To do => Go through the records below line by line, counting those that contain the word "наших"; answer with the count only.

##### Given records #####

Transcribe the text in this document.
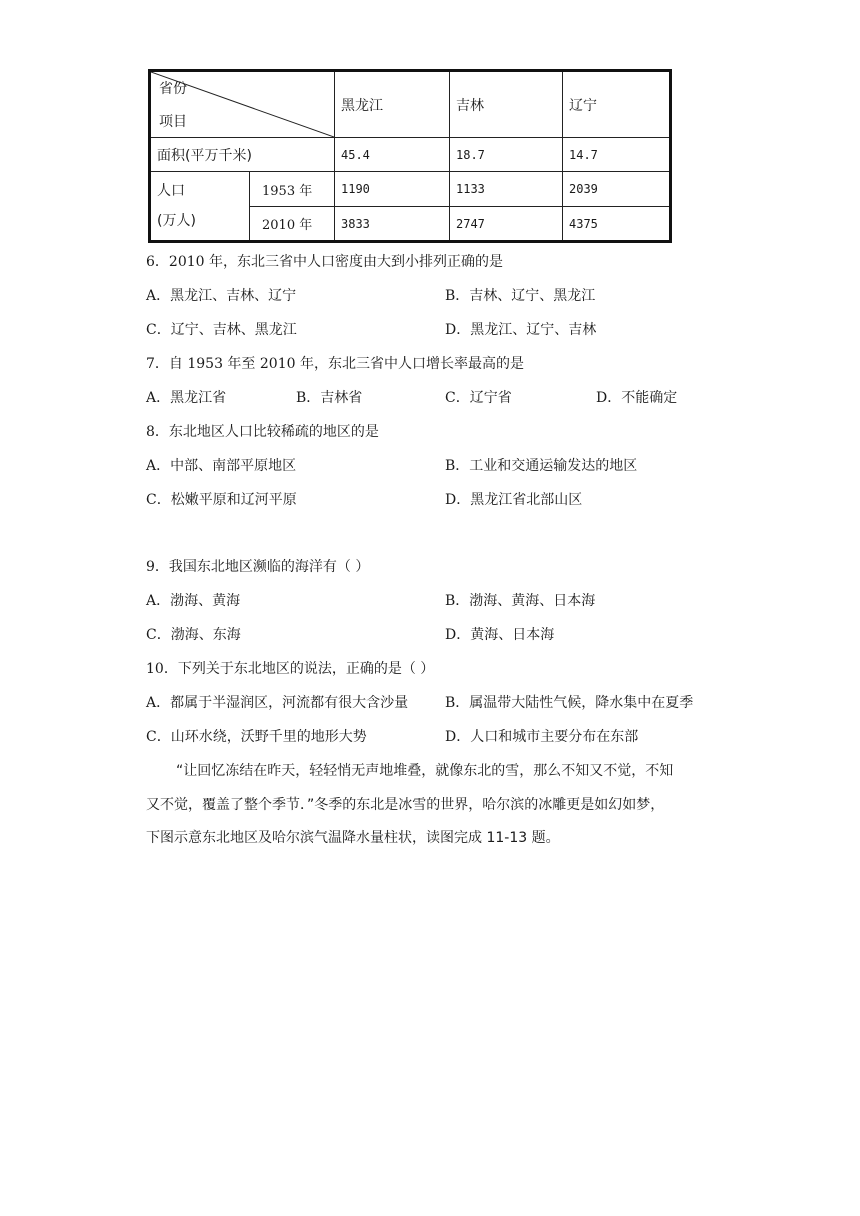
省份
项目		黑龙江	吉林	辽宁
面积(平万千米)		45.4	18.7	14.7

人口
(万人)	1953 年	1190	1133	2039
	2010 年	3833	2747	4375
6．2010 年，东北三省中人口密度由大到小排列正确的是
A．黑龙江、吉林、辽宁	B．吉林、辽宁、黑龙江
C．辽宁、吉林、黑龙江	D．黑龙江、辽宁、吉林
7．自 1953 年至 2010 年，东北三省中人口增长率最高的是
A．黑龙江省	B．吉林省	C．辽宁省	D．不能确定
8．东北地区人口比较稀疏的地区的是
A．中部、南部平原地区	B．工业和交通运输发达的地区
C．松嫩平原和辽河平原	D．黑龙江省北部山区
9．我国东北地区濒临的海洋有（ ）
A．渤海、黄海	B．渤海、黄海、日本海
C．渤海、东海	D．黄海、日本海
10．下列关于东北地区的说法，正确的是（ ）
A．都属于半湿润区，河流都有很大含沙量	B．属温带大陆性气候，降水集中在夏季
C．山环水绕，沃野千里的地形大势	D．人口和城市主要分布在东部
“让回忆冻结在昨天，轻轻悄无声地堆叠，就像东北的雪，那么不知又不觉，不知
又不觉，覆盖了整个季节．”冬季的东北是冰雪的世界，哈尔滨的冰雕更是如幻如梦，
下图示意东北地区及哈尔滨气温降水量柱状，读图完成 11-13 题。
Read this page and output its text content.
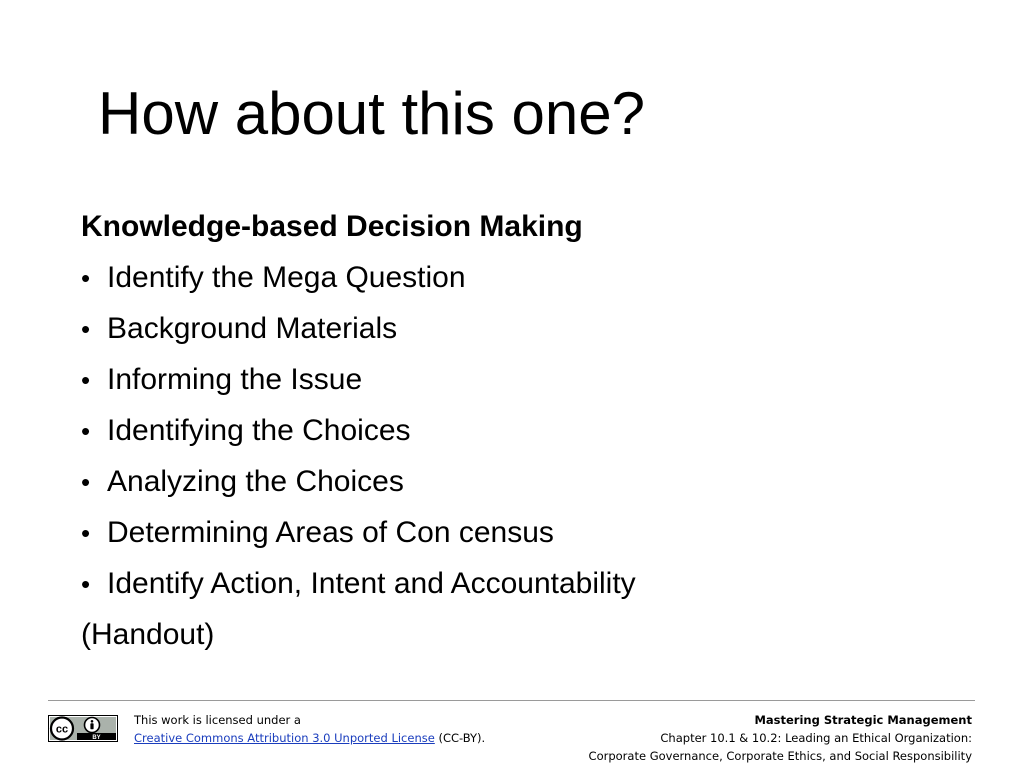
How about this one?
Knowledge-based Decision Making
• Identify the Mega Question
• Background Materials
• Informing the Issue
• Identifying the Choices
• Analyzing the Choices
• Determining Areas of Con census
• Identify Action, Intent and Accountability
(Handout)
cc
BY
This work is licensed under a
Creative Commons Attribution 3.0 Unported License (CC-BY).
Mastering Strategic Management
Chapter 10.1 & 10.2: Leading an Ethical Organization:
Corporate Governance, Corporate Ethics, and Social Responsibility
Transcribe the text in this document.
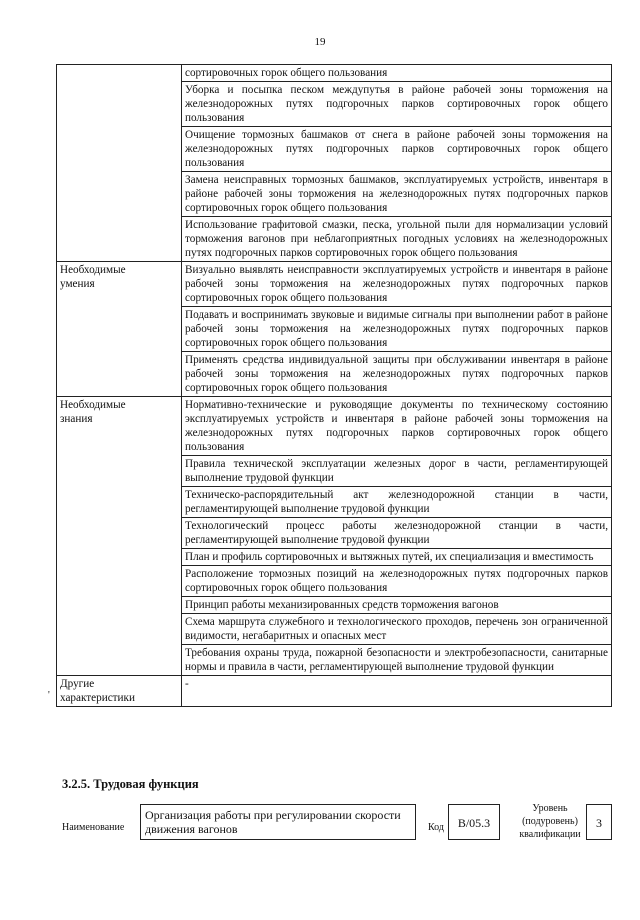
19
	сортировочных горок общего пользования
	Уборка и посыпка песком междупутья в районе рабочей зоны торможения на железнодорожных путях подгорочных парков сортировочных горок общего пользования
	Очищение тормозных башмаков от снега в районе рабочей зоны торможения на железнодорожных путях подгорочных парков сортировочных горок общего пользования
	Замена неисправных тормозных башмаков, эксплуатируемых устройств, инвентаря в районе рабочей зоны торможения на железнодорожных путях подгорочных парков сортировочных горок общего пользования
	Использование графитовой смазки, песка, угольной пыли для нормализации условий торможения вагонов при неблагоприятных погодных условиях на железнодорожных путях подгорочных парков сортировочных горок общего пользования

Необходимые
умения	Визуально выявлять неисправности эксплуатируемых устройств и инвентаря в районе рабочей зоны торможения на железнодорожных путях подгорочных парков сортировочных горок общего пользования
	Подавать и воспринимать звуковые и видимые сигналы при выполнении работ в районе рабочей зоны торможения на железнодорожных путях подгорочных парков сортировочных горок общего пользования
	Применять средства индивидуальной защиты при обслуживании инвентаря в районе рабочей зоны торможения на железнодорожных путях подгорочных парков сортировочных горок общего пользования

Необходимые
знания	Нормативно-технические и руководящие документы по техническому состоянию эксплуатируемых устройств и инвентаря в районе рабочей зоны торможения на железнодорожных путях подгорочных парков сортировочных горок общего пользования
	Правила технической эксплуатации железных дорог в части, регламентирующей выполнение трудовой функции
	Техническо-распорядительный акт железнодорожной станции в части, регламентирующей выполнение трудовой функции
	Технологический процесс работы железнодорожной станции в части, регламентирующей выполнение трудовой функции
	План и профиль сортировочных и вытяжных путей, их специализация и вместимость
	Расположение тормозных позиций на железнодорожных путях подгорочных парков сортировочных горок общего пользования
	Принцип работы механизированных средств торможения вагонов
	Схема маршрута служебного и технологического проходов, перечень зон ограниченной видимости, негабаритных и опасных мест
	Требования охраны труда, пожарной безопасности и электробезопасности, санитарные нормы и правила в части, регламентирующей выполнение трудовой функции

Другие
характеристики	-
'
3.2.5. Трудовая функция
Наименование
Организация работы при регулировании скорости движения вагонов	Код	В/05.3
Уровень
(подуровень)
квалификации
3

#####
##### Given records #####

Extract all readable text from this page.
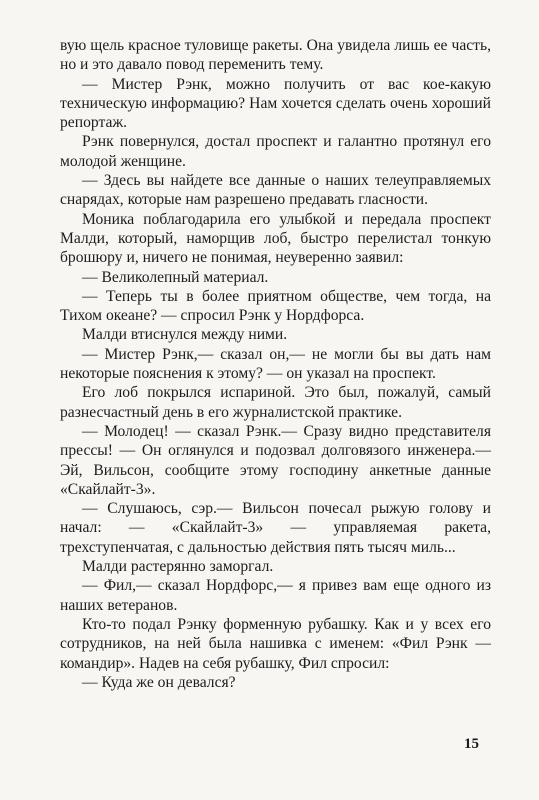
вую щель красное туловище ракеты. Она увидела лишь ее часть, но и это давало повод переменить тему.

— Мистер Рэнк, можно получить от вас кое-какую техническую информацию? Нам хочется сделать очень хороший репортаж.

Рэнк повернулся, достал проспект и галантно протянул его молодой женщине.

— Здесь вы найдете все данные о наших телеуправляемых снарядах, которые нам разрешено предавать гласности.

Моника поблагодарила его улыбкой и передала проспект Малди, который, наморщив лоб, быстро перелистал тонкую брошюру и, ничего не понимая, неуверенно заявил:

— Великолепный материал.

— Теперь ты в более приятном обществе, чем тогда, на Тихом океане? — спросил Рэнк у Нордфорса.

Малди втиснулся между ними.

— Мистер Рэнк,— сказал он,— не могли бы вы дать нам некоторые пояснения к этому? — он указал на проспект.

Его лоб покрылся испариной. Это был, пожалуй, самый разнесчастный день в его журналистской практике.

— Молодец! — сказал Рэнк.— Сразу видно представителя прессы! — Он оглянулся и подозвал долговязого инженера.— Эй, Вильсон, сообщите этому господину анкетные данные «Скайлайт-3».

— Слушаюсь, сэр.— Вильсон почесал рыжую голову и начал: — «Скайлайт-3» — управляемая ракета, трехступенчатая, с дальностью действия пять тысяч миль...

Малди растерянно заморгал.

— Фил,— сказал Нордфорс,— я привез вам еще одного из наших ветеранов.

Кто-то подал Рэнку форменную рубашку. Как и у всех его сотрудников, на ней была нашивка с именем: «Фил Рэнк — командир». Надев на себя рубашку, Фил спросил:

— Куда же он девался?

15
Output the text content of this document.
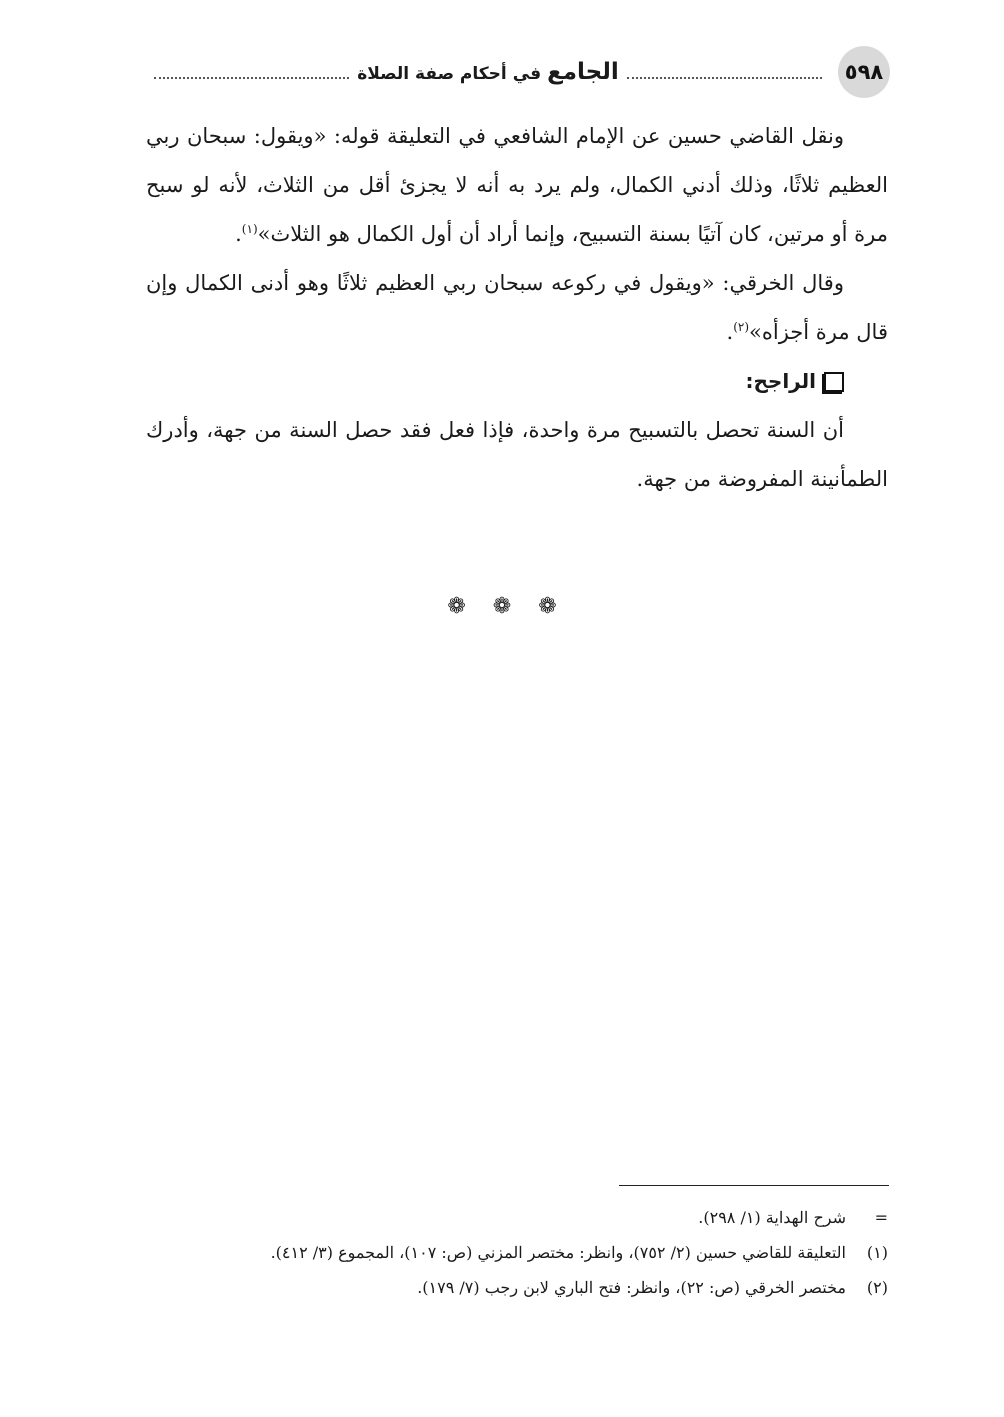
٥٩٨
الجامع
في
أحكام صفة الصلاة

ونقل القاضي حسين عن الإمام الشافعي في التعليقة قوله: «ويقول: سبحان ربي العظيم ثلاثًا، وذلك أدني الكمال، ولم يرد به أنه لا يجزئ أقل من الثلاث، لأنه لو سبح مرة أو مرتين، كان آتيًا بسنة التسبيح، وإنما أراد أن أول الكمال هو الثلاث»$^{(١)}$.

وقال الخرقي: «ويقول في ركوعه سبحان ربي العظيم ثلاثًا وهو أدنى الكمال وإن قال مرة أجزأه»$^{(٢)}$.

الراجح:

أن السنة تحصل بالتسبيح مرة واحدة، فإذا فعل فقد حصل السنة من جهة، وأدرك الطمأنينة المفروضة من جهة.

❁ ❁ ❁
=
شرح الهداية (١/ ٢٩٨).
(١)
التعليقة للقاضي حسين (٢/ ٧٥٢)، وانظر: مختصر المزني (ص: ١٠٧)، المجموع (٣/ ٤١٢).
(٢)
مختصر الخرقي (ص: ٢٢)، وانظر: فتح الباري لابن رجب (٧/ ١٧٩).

#####

Task answer => 2